*TASK DETAILS*
Each record below should be repeated precisely as written.
BEGIN THE DATA
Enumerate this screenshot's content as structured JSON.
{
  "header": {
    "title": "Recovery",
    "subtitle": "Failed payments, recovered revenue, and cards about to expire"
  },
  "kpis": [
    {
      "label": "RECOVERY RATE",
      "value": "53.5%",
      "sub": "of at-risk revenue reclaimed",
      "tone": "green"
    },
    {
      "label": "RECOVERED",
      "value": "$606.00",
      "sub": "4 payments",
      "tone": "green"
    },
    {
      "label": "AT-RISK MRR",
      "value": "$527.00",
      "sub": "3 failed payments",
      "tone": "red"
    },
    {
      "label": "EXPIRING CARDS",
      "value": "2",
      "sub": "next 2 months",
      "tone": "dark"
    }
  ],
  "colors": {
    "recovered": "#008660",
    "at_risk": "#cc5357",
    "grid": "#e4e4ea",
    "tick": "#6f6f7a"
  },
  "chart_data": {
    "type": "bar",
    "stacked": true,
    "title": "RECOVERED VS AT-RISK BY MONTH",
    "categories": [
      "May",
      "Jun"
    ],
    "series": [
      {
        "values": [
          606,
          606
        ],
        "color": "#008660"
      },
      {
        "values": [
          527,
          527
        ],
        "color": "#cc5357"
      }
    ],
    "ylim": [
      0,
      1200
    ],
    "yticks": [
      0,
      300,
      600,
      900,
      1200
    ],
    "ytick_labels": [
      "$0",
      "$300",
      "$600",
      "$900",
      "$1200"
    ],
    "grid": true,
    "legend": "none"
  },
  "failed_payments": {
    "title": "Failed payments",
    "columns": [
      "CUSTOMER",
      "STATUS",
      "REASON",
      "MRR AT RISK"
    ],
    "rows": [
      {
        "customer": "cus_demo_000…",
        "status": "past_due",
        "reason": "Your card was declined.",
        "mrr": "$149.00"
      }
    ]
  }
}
END THE DATA
*EXERCISE OUTPUT*
Enumerate this screenshot's content as structured JSON.
{
  "header": {
    "title": "Recovery",
    "subtitle": "Failed payments, recovered revenue, and cards about to expire"
  },
  "kpis": [
    {
      "label": "RECOVERY RATE",
      "value": "53.5%",
      "sub": "of at-risk revenue reclaimed",
      "tone": "green"
    },
    {
      "label": "RECOVERED",
      "value": "$606.00",
      "sub": "4 payments",
      "tone": "green"
    },
    {
      "label": "AT-RISK MRR",
      "value": "$527.00",
      "sub": "3 failed payments",
      "tone": "red"
    },
    {
      "label": "EXPIRING CARDS",
      "value": "2",
      "sub": "next 2 months",
      "tone": "dark"
    }
  ],
  "colors": {
    "recovered": "#008660",
    "at_risk": "#cc5357",
    "grid": "#e4e4ea",
    "tick": "#6f6f7a"
  },
  "chart_data": {
    "type": "bar",
    "stacked": true,
    "title": "RECOVERED VS AT-RISK BY MONTH",
    "categories": [
      "May",
      "Jun"
    ],
    "series": [
      {
        "values": [
          606,
          606
        ],
        "color": "#008660"
      },
      {
        "values": [
          527,
          527
        ],
        "color": "#cc5357"
      }
    ],
    "ylim": [
      0,
      1200
    ],
    "yticks": [
      0,
      300,
      600,
      900,
      1200
    ],
    "ytick_labels": [
      "$0",
      "$300",
      "$600",
      "$900",
      "$1200"
    ],
    "grid": true,
    "legend": "none"
  },
  "failed_payments": {
    "title": "Failed payments",
    "columns": [
      "CUSTOMER",
      "STATUS",
      "REASON",
      "MRR AT RISK"
    ],
    "rows": [
      {
        "customer": "cus_demo_000…",
        "status": "past_due",
        "reason": "Your card was declined.",
        "mrr": "$149.00"
      }
    ]
  }
}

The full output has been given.